begin Given entries
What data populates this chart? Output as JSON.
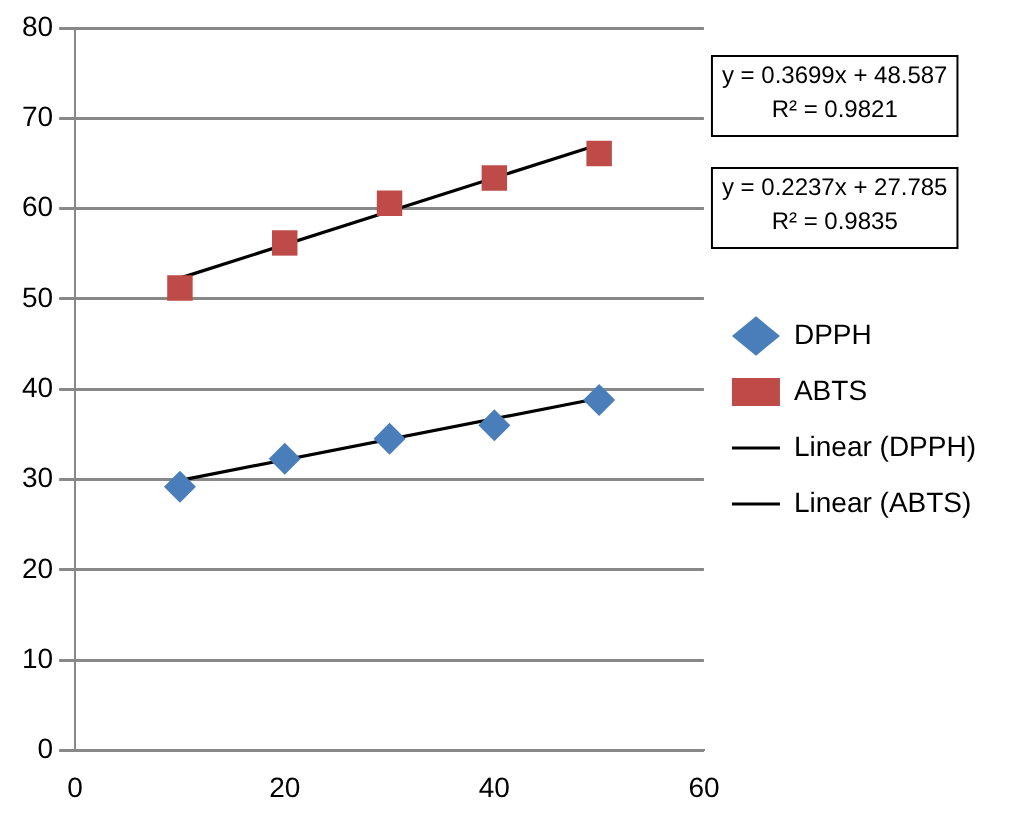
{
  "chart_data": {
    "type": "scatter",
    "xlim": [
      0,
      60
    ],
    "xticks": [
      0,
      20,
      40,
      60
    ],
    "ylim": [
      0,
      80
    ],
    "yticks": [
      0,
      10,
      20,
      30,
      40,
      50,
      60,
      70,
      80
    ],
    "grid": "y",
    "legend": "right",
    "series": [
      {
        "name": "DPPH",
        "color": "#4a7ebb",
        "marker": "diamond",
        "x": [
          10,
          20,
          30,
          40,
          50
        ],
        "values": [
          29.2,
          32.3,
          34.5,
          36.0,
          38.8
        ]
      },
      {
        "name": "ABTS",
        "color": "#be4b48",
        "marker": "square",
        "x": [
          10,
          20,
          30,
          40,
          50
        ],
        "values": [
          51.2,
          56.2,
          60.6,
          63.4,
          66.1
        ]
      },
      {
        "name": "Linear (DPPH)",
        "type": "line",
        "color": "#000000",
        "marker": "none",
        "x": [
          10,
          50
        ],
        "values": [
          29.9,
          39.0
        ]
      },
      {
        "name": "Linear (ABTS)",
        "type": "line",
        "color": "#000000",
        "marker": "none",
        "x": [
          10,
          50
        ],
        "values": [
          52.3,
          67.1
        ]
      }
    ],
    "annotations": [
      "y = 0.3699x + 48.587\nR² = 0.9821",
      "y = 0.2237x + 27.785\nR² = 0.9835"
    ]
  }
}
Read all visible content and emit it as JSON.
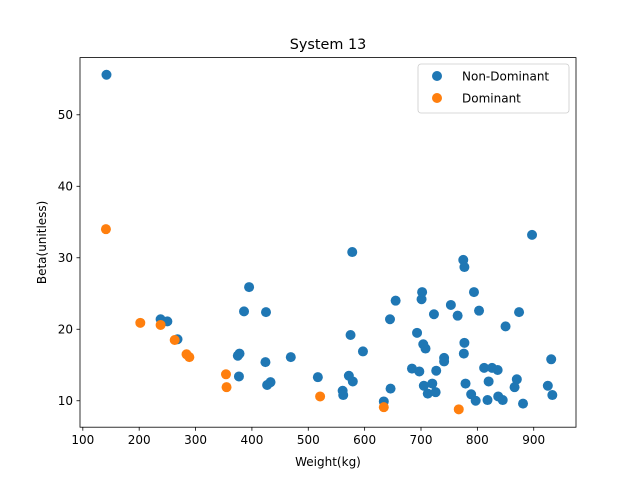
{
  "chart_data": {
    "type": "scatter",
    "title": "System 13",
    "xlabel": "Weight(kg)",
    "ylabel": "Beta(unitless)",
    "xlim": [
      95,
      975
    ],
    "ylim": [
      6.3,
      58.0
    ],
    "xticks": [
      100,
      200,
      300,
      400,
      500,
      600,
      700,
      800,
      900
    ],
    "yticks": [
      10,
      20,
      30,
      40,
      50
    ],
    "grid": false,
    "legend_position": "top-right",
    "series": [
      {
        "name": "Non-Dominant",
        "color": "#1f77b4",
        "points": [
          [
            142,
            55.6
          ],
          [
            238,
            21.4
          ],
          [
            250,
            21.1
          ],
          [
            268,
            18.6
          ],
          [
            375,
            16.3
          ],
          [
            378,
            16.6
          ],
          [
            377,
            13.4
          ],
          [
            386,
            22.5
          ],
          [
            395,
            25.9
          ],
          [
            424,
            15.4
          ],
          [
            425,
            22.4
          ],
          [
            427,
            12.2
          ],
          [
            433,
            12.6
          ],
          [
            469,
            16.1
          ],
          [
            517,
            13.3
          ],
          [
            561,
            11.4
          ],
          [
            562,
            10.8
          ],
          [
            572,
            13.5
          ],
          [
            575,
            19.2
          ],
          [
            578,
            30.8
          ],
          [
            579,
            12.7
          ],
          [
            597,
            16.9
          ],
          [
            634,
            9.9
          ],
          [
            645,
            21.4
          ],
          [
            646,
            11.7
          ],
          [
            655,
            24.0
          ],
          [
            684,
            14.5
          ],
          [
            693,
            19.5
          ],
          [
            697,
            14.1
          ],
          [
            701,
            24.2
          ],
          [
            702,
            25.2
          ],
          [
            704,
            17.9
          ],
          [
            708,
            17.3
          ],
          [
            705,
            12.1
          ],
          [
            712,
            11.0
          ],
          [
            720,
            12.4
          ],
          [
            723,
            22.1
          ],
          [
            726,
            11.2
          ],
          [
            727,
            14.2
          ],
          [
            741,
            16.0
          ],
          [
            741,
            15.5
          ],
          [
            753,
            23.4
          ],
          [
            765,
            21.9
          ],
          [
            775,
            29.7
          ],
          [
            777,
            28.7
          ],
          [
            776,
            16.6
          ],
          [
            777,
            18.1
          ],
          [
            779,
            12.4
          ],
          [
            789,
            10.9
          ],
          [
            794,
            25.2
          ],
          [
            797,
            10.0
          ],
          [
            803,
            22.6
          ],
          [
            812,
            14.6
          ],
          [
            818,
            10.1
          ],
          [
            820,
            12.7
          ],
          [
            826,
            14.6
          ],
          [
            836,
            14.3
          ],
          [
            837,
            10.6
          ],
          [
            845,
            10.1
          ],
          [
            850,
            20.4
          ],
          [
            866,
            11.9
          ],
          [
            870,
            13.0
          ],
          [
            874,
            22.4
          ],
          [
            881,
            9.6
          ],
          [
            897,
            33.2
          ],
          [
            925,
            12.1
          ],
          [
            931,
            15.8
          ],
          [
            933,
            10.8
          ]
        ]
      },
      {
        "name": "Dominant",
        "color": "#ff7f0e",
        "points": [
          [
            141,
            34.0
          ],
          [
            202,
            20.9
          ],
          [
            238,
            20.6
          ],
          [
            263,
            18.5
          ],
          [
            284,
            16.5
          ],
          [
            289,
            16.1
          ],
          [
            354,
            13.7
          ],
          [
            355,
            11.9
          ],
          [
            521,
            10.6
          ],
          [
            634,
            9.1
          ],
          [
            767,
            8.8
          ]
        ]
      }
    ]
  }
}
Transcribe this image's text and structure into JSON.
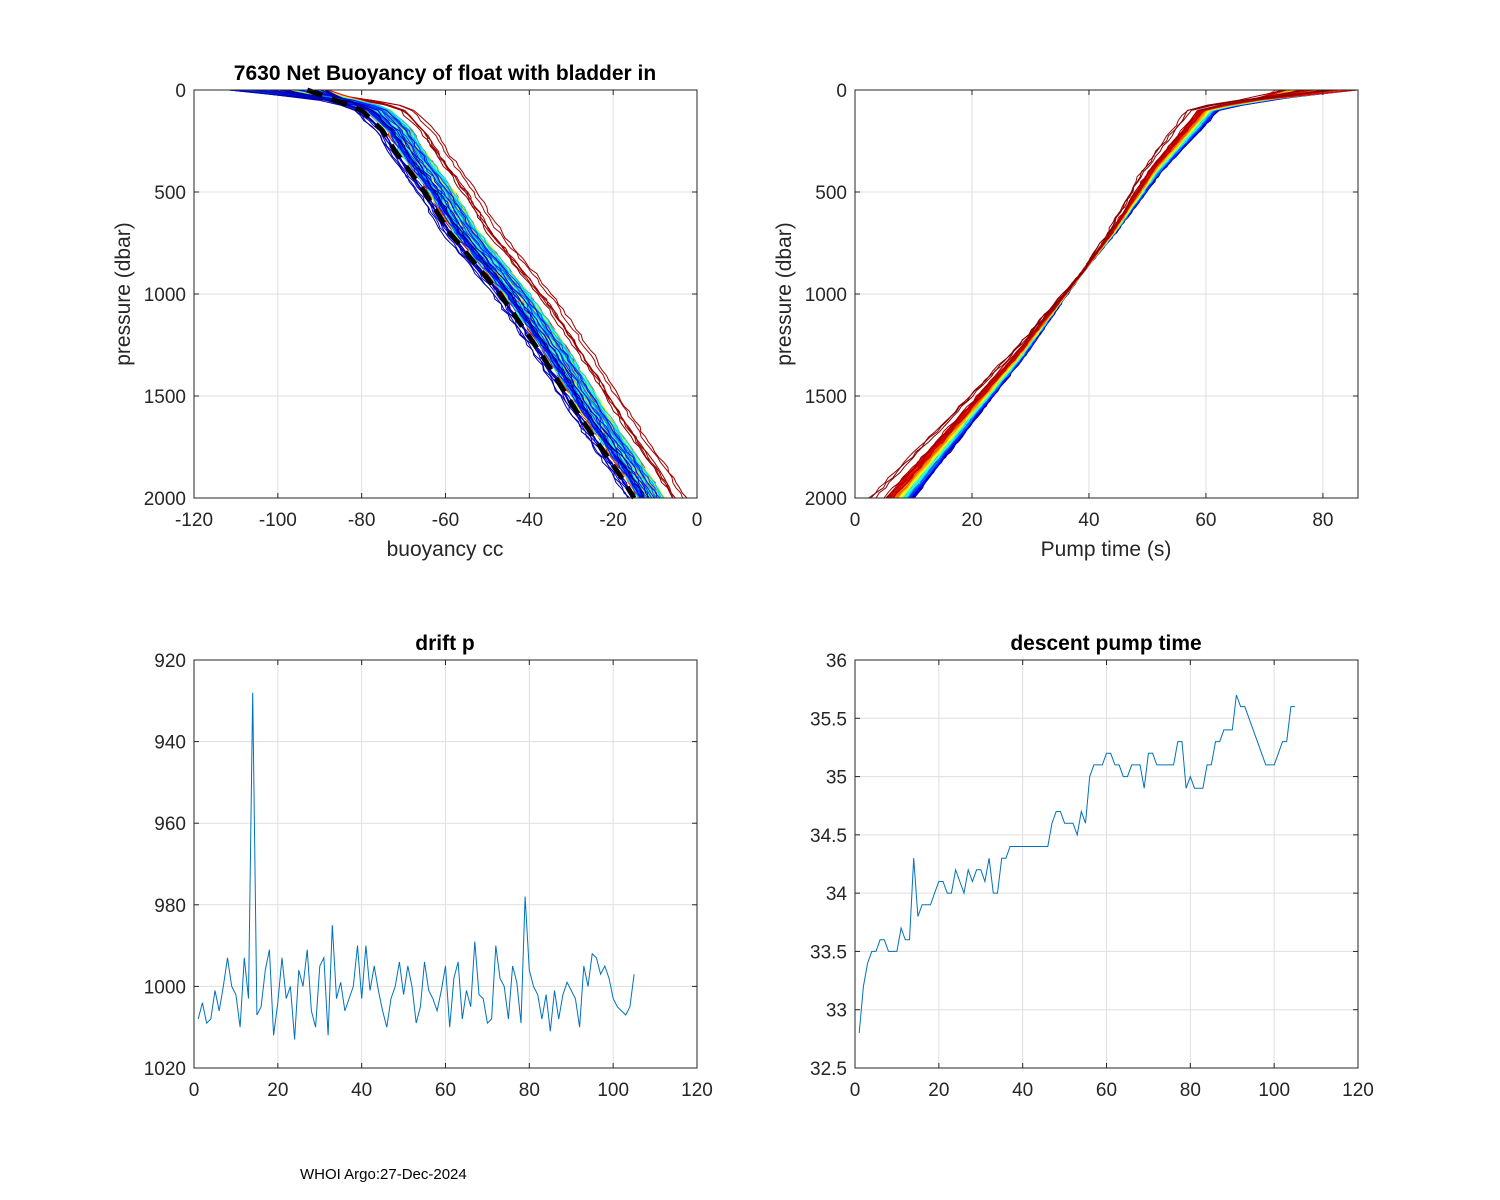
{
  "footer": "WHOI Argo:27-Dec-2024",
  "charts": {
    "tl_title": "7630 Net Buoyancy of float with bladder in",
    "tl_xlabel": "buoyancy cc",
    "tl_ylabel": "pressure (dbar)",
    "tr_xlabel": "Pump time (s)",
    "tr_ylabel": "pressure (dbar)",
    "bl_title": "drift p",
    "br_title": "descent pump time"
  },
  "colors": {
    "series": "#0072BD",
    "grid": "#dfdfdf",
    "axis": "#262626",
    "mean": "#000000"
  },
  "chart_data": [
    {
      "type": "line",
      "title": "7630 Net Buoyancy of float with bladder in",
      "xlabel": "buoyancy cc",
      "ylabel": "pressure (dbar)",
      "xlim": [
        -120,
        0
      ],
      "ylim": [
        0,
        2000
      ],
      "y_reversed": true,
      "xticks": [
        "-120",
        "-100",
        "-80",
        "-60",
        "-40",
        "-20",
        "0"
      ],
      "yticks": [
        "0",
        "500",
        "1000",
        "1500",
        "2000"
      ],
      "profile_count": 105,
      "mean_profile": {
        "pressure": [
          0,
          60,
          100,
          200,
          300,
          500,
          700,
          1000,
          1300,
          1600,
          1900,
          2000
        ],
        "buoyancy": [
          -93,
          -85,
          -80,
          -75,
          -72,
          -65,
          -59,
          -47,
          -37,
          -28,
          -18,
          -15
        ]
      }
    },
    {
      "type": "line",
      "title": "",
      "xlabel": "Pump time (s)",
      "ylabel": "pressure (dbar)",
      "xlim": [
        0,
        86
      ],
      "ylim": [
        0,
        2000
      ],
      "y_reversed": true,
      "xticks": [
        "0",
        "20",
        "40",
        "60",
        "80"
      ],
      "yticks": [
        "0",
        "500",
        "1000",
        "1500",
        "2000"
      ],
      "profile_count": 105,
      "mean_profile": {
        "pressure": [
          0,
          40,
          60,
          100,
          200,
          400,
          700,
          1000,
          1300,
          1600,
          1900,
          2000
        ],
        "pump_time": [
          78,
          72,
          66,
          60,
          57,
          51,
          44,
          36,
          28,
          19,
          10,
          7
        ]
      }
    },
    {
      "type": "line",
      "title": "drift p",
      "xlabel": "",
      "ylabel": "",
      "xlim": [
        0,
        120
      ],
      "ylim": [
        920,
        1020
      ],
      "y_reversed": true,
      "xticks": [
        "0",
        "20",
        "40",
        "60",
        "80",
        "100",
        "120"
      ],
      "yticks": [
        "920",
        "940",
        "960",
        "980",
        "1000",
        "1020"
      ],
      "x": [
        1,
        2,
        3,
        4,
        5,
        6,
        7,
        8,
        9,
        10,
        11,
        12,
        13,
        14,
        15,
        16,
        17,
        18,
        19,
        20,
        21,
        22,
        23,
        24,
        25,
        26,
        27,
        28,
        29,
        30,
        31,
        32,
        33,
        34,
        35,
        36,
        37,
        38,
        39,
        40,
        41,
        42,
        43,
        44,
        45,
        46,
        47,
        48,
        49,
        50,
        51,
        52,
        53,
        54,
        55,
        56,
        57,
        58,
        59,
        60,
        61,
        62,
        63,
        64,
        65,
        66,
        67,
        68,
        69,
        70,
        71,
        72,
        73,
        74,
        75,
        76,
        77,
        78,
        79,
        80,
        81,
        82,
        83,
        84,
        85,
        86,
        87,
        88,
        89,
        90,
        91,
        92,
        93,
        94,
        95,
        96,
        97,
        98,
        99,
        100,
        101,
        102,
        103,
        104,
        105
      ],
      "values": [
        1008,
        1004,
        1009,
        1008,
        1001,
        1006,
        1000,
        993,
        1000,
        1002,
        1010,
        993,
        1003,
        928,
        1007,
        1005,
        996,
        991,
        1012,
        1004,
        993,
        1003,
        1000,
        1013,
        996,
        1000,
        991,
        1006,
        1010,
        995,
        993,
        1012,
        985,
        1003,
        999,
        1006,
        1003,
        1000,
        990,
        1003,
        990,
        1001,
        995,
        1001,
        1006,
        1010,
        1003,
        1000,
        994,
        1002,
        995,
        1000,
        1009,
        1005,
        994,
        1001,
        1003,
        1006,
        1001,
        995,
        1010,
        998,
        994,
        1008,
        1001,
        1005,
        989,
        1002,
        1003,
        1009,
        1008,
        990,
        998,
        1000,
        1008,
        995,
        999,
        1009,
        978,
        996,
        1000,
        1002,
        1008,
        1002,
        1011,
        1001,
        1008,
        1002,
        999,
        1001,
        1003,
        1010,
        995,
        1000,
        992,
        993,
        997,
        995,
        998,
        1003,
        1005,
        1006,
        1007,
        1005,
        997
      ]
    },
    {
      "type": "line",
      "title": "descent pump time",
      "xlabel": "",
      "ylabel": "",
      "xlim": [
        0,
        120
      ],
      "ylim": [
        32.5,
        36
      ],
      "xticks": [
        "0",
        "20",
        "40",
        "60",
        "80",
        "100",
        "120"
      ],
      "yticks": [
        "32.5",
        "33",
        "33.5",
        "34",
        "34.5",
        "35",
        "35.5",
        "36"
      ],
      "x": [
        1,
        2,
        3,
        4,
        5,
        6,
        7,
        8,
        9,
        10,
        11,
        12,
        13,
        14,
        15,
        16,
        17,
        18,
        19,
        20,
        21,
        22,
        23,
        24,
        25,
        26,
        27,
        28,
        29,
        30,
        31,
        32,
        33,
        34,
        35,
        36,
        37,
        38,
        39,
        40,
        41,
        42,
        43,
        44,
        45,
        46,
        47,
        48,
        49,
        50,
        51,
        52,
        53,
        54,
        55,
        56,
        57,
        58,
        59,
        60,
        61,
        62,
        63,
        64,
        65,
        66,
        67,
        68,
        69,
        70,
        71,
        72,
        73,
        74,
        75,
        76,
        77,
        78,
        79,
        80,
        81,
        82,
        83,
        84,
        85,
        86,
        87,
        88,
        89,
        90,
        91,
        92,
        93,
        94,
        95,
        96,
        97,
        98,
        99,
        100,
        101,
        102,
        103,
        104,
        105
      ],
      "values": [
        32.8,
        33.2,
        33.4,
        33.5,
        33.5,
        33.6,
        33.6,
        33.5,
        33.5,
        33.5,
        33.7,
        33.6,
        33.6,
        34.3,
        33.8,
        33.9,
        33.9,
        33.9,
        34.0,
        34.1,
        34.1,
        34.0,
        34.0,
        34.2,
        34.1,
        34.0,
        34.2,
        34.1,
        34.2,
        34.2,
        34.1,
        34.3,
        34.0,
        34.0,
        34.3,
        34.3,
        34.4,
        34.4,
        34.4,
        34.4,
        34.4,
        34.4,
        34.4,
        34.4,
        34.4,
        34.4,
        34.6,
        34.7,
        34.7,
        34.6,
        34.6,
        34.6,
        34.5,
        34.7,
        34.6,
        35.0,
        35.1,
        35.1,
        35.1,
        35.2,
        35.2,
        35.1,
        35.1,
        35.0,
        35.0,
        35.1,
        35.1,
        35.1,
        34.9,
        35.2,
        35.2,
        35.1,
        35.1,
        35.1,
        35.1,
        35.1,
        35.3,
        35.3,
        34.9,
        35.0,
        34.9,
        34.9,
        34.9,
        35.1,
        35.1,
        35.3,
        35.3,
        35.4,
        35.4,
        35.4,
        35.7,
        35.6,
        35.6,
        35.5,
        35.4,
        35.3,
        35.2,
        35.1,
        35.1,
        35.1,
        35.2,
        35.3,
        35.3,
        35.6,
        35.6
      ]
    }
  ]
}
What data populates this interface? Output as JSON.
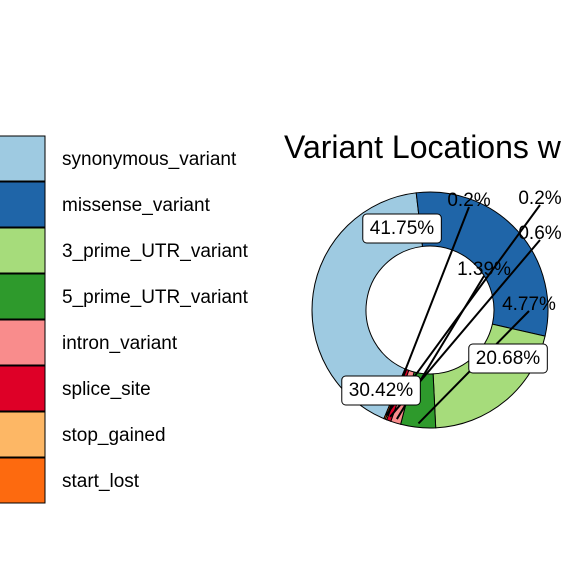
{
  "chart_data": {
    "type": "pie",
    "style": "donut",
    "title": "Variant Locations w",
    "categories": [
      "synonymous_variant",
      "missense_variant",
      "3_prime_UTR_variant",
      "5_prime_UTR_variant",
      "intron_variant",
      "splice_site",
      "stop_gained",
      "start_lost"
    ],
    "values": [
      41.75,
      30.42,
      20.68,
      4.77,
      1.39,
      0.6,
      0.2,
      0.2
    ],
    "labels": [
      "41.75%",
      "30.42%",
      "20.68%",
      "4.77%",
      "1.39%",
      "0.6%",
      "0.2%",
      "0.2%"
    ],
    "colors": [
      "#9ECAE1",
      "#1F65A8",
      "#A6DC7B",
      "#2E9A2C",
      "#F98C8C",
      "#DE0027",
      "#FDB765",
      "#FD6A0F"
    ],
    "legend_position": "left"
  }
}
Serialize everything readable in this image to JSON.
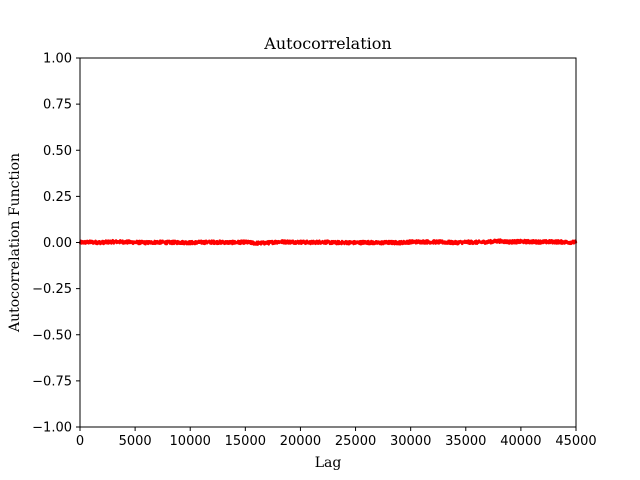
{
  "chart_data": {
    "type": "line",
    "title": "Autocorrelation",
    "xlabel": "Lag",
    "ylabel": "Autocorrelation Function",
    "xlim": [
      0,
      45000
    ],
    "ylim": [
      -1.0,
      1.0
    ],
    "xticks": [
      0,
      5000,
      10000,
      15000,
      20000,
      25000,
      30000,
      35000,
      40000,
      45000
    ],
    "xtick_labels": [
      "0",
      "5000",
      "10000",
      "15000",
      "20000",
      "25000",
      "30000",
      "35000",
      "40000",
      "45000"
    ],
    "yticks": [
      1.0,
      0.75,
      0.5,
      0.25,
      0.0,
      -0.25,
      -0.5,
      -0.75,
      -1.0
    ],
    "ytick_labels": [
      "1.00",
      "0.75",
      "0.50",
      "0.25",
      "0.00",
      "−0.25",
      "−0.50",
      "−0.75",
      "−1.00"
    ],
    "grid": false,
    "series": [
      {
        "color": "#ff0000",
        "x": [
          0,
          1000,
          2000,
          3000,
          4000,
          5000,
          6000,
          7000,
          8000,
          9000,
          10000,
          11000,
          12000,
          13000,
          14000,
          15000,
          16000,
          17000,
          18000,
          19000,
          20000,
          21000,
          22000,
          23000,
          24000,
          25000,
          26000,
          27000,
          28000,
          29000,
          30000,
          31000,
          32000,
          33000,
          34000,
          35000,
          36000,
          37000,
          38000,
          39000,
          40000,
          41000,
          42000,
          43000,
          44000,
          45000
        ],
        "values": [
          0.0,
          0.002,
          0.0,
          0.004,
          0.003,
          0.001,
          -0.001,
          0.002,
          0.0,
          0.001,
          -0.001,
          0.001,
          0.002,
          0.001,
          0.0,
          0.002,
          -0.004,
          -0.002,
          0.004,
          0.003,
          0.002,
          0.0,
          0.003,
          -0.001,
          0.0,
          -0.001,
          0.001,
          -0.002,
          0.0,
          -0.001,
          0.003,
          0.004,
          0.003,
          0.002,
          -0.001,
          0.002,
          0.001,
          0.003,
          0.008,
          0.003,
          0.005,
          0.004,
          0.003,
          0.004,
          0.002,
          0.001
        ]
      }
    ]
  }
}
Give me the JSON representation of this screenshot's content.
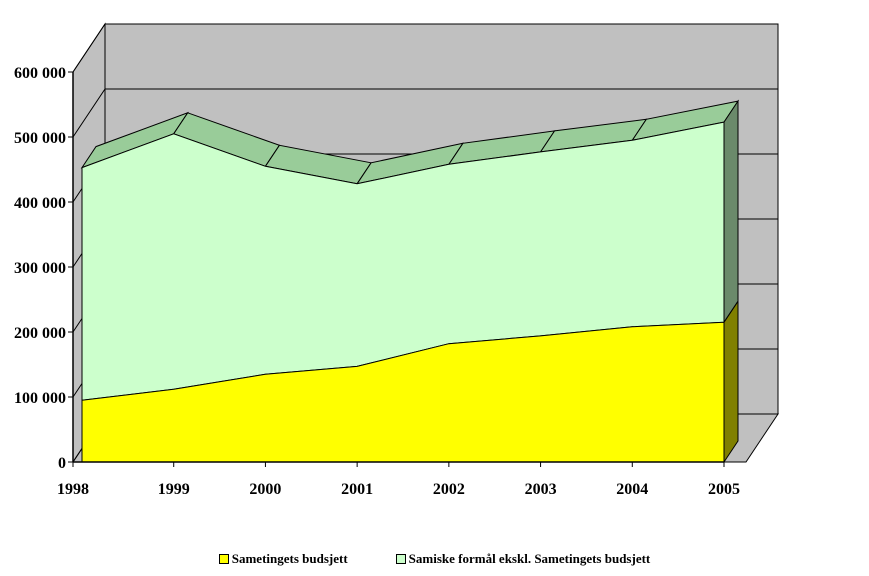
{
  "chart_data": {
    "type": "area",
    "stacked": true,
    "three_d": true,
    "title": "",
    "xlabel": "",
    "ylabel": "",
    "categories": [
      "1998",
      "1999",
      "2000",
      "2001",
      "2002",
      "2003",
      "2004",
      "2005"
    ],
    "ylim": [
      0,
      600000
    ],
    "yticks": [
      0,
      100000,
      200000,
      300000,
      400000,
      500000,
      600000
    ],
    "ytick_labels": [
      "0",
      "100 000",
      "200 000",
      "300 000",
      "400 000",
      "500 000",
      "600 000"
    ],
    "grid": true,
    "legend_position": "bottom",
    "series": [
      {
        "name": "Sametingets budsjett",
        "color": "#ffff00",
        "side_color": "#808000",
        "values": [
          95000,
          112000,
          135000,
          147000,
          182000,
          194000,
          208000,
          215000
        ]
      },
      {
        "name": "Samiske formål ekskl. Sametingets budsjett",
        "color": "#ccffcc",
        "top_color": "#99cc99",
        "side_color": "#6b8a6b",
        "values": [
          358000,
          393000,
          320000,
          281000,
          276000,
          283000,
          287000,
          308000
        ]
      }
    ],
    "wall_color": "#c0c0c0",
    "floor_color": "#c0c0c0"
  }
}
end Given entries
• Problem to solve: Give nothing but the number of lines containing the string "Sametingets".

• Response below: 2